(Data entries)
______

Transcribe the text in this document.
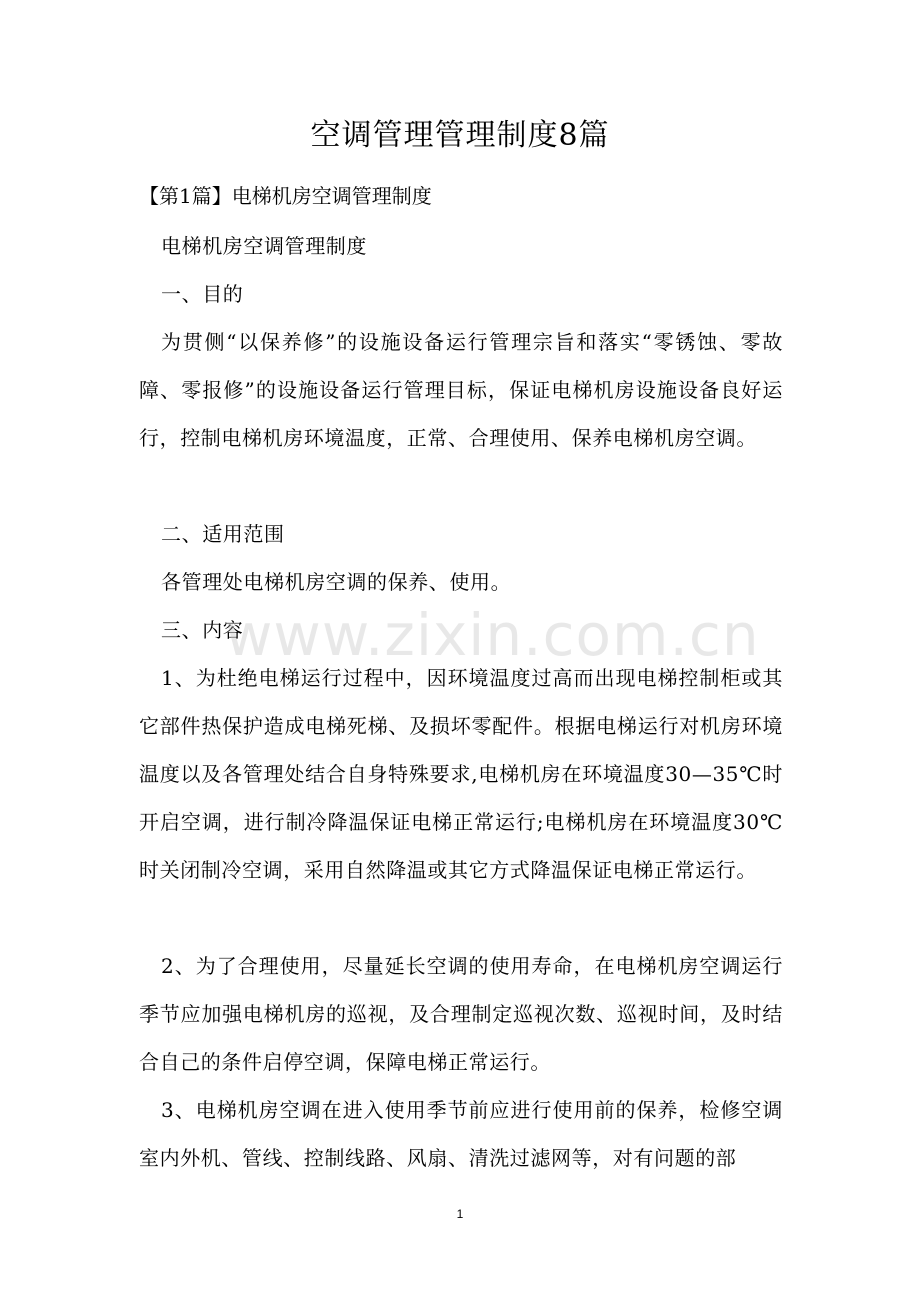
空调管理管理制度8篇

【第1篇】电梯机房空调管理制度

电梯机房空调管理制度

一、目的

为贯侧“以保养修”的设施设备运行管理宗旨和落实“零锈蚀、零故障、零报修”的设施设备运行管理目标，保证电梯机房设施设备良好运行，控制电梯机房环境温度，正常、合理使用、保养电梯机房空调。

二、适用范围

各管理处电梯机房空调的保养、使用。

三、内容

1、为杜绝电梯运行过程中，因环境温度过高而出现电梯控制柜或其它部件热保护造成电梯死梯、及损坏零配件。根据电梯运行对机房环境温度以及各管理处结合自身特殊要求,电梯机房在环境温度30—35℃时开启空调，进行制冷降温保证电梯正常运行;电梯机房在环境温度30℃时关闭制冷空调，采用自然降温或其它方式降温保证电梯正常运行。

2、为了合理使用，尽量延长空调的使用寿命，在电梯机房空调运行季节应加强电梯机房的巡视，及合理制定巡视次数、巡视时间，及时结合自己的条件启停空调，保障电梯正常运行。

3、电梯机房空调在进入使用季节前应进行使用前的保养，检修空调室内外机、管线、控制线路、风扇、清洗过滤网等，对有问题的部

www.zixin.com.cn
1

______

Exclude the pictures, and transcribe all of the material exactly.

Transcribe the text in this document.
空调管理管理制度8篇

【第1篇】电梯机房空调管理制度

电梯机房空调管理制度

一、目的

为贯侧“以保养修”的设施设备运行管理宗旨和落实“零锈蚀、零故障、零报修”的设施设备运行管理目标，保证电梯机房设施设备良好运行，控制电梯机房环境温度，正常、合理使用、保养电梯机房空调。

二、适用范围

各管理处电梯机房空调的保养、使用。

三、内容

1、为杜绝电梯运行过程中，因环境温度过高而出现电梯控制柜或其它部件热保护造成电梯死梯、及损坏零配件。根据电梯运行对机房环境温度以及各管理处结合自身特殊要求,电梯机房在环境温度30—35℃时开启空调，进行制冷降温保证电梯正常运行;电梯机房在环境温度30℃时关闭制冷空调，采用自然降温或其它方式降温保证电梯正常运行。

2、为了合理使用，尽量延长空调的使用寿命，在电梯机房空调运行季节应加强电梯机房的巡视，及合理制定巡视次数、巡视时间，及时结合自己的条件启停空调，保障电梯正常运行。

3、电梯机房空调在进入使用季节前应进行使用前的保养，检修空调室内外机、管线、控制线路、风扇、清洗过滤网等，对有问题的部

www.zixin.com.cn
1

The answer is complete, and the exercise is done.